_SHORT EXERCISE:_
Of the lines in the entries below, state how many hold the word "title". Say nothing else.

_PROVIDED RECORDS:_
··········

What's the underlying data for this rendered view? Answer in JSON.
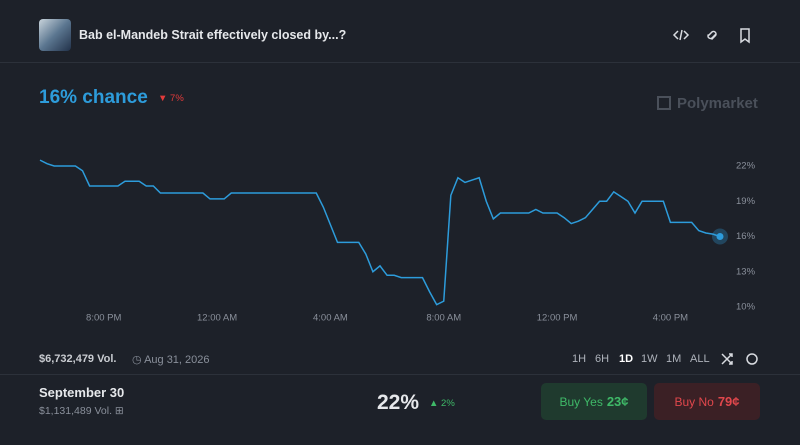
{
  "header": {
    "title": "Bab el-Mandeb Strait effectively closed by...?",
    "chance": "16% chance",
    "change": "7%",
    "brand": "Polymarket"
  },
  "chart_data": {
    "type": "line",
    "color": "#2d9cdb",
    "grid": false,
    "categories": [
      null,
      null,
      null,
      null,
      null,
      null,
      null,
      null,
      null,
      "8:00 PM",
      null,
      null,
      null,
      null,
      null,
      null,
      null,
      null,
      null,
      null,
      null,
      null,
      null,
      null,
      null,
      "12:00 AM",
      null,
      null,
      null,
      null,
      null,
      null,
      null,
      null,
      null,
      null,
      null,
      null,
      null,
      null,
      null,
      "4:00 AM",
      null,
      null,
      null,
      null,
      null,
      null,
      null,
      null,
      null,
      null,
      null,
      null,
      null,
      null,
      null,
      "8:00 AM",
      null,
      null,
      null,
      null,
      null,
      null,
      null,
      null,
      null,
      null,
      null,
      null,
      null,
      null,
      null,
      "12:00 PM",
      null,
      null,
      null,
      null,
      null,
      null,
      null,
      null,
      null,
      null,
      null,
      null,
      null,
      null,
      null,
      "4:00 PM",
      null,
      null,
      null,
      null,
      null,
      null,
      null
    ],
    "values": [
      22.5,
      22.2,
      22,
      22,
      22,
      22,
      21.6,
      20.3,
      20.3,
      20.3,
      20.3,
      20.3,
      20.7,
      20.7,
      20.7,
      20.3,
      20.3,
      19.7,
      19.7,
      19.7,
      19.7,
      19.7,
      19.7,
      19.7,
      19.2,
      19.2,
      19.2,
      19.7,
      19.7,
      19.7,
      19.7,
      19.7,
      19.7,
      19.7,
      19.7,
      19.7,
      19.7,
      19.7,
      19.7,
      19.7,
      18.5,
      17,
      15.5,
      15.5,
      15.5,
      15.5,
      14.5,
      13,
      13.5,
      12.7,
      12.7,
      12.5,
      12.5,
      12.5,
      12.5,
      11.3,
      10.2,
      10.5,
      19.5,
      21,
      20.6,
      20.8,
      21,
      19,
      17.5,
      18,
      18,
      18,
      18,
      18,
      18.3,
      18,
      18,
      18,
      17.6,
      17.1,
      17.3,
      17.6,
      18.3,
      19,
      19,
      19.8,
      19.4,
      19,
      18,
      19,
      19,
      19,
      19,
      17.2,
      17.2,
      17.2,
      17.2,
      16.5,
      16.3,
      16.2,
      16
    ],
    "ylim": [
      10,
      22
    ],
    "yticks": [
      {
        "value": 22,
        "label": "22%"
      },
      {
        "value": 19,
        "label": "19%"
      },
      {
        "value": 16,
        "label": "16%"
      },
      {
        "value": 13,
        "label": "13%"
      },
      {
        "value": 10,
        "label": "10%"
      }
    ]
  },
  "controls": {
    "volume": "$6,732,479 Vol.",
    "date": "Aug 31, 2026",
    "ranges": [
      "1H",
      "6H",
      "1D",
      "1W",
      "1M",
      "ALL"
    ]
  },
  "market": {
    "name": "September 30",
    "volume": "$1,131,489 Vol.",
    "probability": "22%",
    "change": "2%",
    "buy_yes": "Buy Yes",
    "yes_price": "23¢",
    "buy_no": "Buy No",
    "no_price": "79¢"
  }
}
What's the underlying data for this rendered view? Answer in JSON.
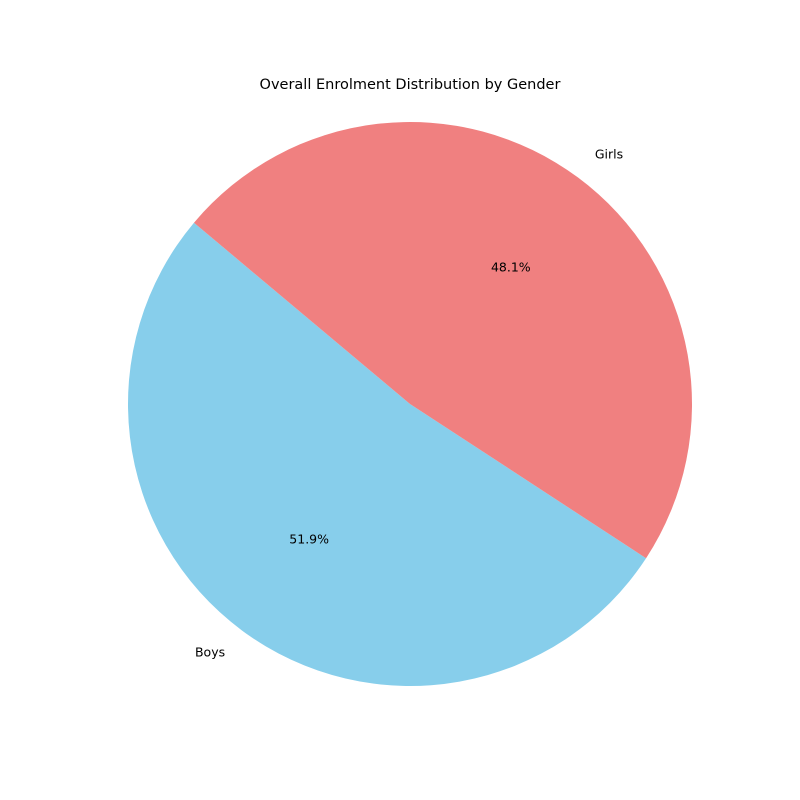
{
  "chart_data": {
    "type": "pie",
    "title": "Overall Enrolment Distribution by Gender",
    "slices": [
      {
        "label": "Boys",
        "value": 51.9,
        "value_label": "51.9%",
        "color": "#87ceeb"
      },
      {
        "label": "Girls",
        "value": 48.1,
        "value_label": "48.1%",
        "color": "#f08080"
      }
    ],
    "start_angle_deg": 140,
    "direction": "counterclockwise",
    "legend": "none"
  }
}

··········

_OUTPUT OF THE EXERCISE:_
2